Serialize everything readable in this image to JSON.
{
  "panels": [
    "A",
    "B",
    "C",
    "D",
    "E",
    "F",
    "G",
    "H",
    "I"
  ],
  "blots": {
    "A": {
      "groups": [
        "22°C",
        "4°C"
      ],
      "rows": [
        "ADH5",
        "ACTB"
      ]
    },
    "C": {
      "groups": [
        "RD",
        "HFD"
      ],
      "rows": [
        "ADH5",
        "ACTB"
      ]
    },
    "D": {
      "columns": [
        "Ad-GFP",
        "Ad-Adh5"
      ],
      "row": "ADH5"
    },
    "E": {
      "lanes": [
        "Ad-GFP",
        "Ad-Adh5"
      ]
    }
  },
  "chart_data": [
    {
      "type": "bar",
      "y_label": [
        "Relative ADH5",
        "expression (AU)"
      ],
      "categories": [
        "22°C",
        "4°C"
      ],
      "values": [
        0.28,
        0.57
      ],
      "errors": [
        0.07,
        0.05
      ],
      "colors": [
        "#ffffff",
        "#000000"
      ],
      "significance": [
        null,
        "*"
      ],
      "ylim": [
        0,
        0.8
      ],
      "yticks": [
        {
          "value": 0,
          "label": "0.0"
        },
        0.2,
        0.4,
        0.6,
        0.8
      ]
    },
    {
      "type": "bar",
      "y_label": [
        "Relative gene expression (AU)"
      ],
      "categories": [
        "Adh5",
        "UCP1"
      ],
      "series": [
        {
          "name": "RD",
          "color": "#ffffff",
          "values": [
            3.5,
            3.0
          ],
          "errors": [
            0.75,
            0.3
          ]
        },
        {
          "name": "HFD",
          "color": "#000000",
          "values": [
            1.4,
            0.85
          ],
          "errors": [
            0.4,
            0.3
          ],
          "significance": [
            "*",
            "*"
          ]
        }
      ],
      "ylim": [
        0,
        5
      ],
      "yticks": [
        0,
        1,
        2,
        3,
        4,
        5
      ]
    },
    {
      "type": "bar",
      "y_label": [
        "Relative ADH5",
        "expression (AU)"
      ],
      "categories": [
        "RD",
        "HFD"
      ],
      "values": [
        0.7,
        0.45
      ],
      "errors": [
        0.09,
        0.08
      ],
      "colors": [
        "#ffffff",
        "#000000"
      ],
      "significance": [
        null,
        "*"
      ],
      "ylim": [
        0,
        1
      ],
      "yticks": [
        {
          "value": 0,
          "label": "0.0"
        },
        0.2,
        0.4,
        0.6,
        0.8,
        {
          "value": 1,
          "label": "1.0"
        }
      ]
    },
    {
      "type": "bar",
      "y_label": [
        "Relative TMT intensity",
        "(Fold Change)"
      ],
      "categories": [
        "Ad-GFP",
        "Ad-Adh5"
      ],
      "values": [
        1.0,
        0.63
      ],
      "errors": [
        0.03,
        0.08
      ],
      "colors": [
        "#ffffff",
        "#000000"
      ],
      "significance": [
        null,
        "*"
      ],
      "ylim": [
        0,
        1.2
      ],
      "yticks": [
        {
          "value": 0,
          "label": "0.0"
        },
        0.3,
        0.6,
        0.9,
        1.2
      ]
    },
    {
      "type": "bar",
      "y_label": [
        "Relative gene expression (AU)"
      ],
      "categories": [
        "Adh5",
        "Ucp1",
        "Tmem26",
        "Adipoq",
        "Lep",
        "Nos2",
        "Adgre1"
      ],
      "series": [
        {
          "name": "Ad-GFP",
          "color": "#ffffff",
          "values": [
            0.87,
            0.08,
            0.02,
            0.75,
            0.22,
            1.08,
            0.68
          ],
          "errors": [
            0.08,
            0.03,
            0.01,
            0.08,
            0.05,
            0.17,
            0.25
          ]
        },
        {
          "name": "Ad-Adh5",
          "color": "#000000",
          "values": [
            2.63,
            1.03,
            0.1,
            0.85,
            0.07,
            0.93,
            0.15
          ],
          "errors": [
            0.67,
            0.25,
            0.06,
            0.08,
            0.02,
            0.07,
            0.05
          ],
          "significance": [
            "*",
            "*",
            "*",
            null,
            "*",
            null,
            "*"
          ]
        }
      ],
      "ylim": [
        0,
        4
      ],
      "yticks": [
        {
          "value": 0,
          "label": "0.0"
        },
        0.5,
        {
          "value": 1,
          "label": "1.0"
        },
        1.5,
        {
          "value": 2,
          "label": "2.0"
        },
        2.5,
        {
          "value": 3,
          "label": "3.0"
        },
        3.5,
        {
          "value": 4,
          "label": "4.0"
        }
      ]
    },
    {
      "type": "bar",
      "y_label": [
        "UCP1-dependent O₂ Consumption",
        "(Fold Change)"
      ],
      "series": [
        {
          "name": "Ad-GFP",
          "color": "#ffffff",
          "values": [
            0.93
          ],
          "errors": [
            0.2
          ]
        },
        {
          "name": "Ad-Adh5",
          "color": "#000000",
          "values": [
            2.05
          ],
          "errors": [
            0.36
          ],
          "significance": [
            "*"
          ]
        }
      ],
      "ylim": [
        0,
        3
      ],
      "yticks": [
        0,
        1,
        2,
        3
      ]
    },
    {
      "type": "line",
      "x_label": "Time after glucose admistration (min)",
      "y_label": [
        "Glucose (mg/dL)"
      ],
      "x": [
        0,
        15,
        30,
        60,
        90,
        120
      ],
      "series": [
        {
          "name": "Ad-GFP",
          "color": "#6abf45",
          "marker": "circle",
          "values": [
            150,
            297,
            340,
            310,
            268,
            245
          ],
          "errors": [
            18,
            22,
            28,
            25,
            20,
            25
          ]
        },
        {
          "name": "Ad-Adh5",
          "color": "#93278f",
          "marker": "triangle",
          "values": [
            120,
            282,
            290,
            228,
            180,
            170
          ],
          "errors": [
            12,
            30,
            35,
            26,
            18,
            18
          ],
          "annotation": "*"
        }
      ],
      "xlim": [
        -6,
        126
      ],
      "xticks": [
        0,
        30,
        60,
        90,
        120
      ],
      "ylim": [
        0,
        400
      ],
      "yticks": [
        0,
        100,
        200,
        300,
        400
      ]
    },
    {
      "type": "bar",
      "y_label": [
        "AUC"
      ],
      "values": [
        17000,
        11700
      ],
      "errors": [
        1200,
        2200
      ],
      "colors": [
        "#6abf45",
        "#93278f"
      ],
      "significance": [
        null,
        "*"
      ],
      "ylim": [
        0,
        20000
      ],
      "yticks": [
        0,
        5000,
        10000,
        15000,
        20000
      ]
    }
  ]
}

# # #

Transcribe every entry exactly, omitting nothing.

Answer below =>
Serialize everything readable in this image to JSON.
{
  "panels": [
    "A",
    "B",
    "C",
    "D",
    "E",
    "F",
    "G",
    "H",
    "I"
  ],
  "blots": {
    "A": {
      "groups": [
        "22°C",
        "4°C"
      ],
      "rows": [
        "ADH5",
        "ACTB"
      ]
    },
    "C": {
      "groups": [
        "RD",
        "HFD"
      ],
      "rows": [
        "ADH5",
        "ACTB"
      ]
    },
    "D": {
      "columns": [
        "Ad-GFP",
        "Ad-Adh5"
      ],
      "row": "ADH5"
    },
    "E": {
      "lanes": [
        "Ad-GFP",
        "Ad-Adh5"
      ]
    }
  },
  "chart_data": [
    {
      "type": "bar",
      "y_label": [
        "Relative ADH5",
        "expression (AU)"
      ],
      "categories": [
        "22°C",
        "4°C"
      ],
      "values": [
        0.28,
        0.57
      ],
      "errors": [
        0.07,
        0.05
      ],
      "colors": [
        "#ffffff",
        "#000000"
      ],
      "significance": [
        null,
        "*"
      ],
      "ylim": [
        0,
        0.8
      ],
      "yticks": [
        {
          "value": 0,
          "label": "0.0"
        },
        0.2,
        0.4,
        0.6,
        0.8
      ]
    },
    {
      "type": "bar",
      "y_label": [
        "Relative gene expression (AU)"
      ],
      "categories": [
        "Adh5",
        "UCP1"
      ],
      "series": [
        {
          "name": "RD",
          "color": "#ffffff",
          "values": [
            3.5,
            3.0
          ],
          "errors": [
            0.75,
            0.3
          ]
        },
        {
          "name": "HFD",
          "color": "#000000",
          "values": [
            1.4,
            0.85
          ],
          "errors": [
            0.4,
            0.3
          ],
          "significance": [
            "*",
            "*"
          ]
        }
      ],
      "ylim": [
        0,
        5
      ],
      "yticks": [
        0,
        1,
        2,
        3,
        4,
        5
      ]
    },
    {
      "type": "bar",
      "y_label": [
        "Relative ADH5",
        "expression (AU)"
      ],
      "categories": [
        "RD",
        "HFD"
      ],
      "values": [
        0.7,
        0.45
      ],
      "errors": [
        0.09,
        0.08
      ],
      "colors": [
        "#ffffff",
        "#000000"
      ],
      "significance": [
        null,
        "*"
      ],
      "ylim": [
        0,
        1
      ],
      "yticks": [
        {
          "value": 0,
          "label": "0.0"
        },
        0.2,
        0.4,
        0.6,
        0.8,
        {
          "value": 1,
          "label": "1.0"
        }
      ]
    },
    {
      "type": "bar",
      "y_label": [
        "Relative TMT intensity",
        "(Fold Change)"
      ],
      "categories": [
        "Ad-GFP",
        "Ad-Adh5"
      ],
      "values": [
        1.0,
        0.63
      ],
      "errors": [
        0.03,
        0.08
      ],
      "colors": [
        "#ffffff",
        "#000000"
      ],
      "significance": [
        null,
        "*"
      ],
      "ylim": [
        0,
        1.2
      ],
      "yticks": [
        {
          "value": 0,
          "label": "0.0"
        },
        0.3,
        0.6,
        0.9,
        1.2
      ]
    },
    {
      "type": "bar",
      "y_label": [
        "Relative gene expression (AU)"
      ],
      "categories": [
        "Adh5",
        "Ucp1",
        "Tmem26",
        "Adipoq",
        "Lep",
        "Nos2",
        "Adgre1"
      ],
      "series": [
        {
          "name": "Ad-GFP",
          "color": "#ffffff",
          "values": [
            0.87,
            0.08,
            0.02,
            0.75,
            0.22,
            1.08,
            0.68
          ],
          "errors": [
            0.08,
            0.03,
            0.01,
            0.08,
            0.05,
            0.17,
            0.25
          ]
        },
        {
          "name": "Ad-Adh5",
          "color": "#000000",
          "values": [
            2.63,
            1.03,
            0.1,
            0.85,
            0.07,
            0.93,
            0.15
          ],
          "errors": [
            0.67,
            0.25,
            0.06,
            0.08,
            0.02,
            0.07,
            0.05
          ],
          "significance": [
            "*",
            "*",
            "*",
            null,
            "*",
            null,
            "*"
          ]
        }
      ],
      "ylim": [
        0,
        4
      ],
      "yticks": [
        {
          "value": 0,
          "label": "0.0"
        },
        0.5,
        {
          "value": 1,
          "label": "1.0"
        },
        1.5,
        {
          "value": 2,
          "label": "2.0"
        },
        2.5,
        {
          "value": 3,
          "label": "3.0"
        },
        3.5,
        {
          "value": 4,
          "label": "4.0"
        }
      ]
    },
    {
      "type": "bar",
      "y_label": [
        "UCP1-dependent O₂ Consumption",
        "(Fold Change)"
      ],
      "series": [
        {
          "name": "Ad-GFP",
          "color": "#ffffff",
          "values": [
            0.93
          ],
          "errors": [
            0.2
          ]
        },
        {
          "name": "Ad-Adh5",
          "color": "#000000",
          "values": [
            2.05
          ],
          "errors": [
            0.36
          ],
          "significance": [
            "*"
          ]
        }
      ],
      "ylim": [
        0,
        3
      ],
      "yticks": [
        0,
        1,
        2,
        3
      ]
    },
    {
      "type": "line",
      "x_label": "Time after glucose admistration (min)",
      "y_label": [
        "Glucose (mg/dL)"
      ],
      "x": [
        0,
        15,
        30,
        60,
        90,
        120
      ],
      "series": [
        {
          "name": "Ad-GFP",
          "color": "#6abf45",
          "marker": "circle",
          "values": [
            150,
            297,
            340,
            310,
            268,
            245
          ],
          "errors": [
            18,
            22,
            28,
            25,
            20,
            25
          ]
        },
        {
          "name": "Ad-Adh5",
          "color": "#93278f",
          "marker": "triangle",
          "values": [
            120,
            282,
            290,
            228,
            180,
            170
          ],
          "errors": [
            12,
            30,
            35,
            26,
            18,
            18
          ],
          "annotation": "*"
        }
      ],
      "xlim": [
        -6,
        126
      ],
      "xticks": [
        0,
        30,
        60,
        90,
        120
      ],
      "ylim": [
        0,
        400
      ],
      "yticks": [
        0,
        100,
        200,
        300,
        400
      ]
    },
    {
      "type": "bar",
      "y_label": [
        "AUC"
      ],
      "values": [
        17000,
        11700
      ],
      "errors": [
        1200,
        2200
      ],
      "colors": [
        "#6abf45",
        "#93278f"
      ],
      "significance": [
        null,
        "*"
      ],
      "ylim": [
        0,
        20000
      ],
      "yticks": [
        0,
        5000,
        10000,
        15000,
        20000
      ]
    }
  ]
}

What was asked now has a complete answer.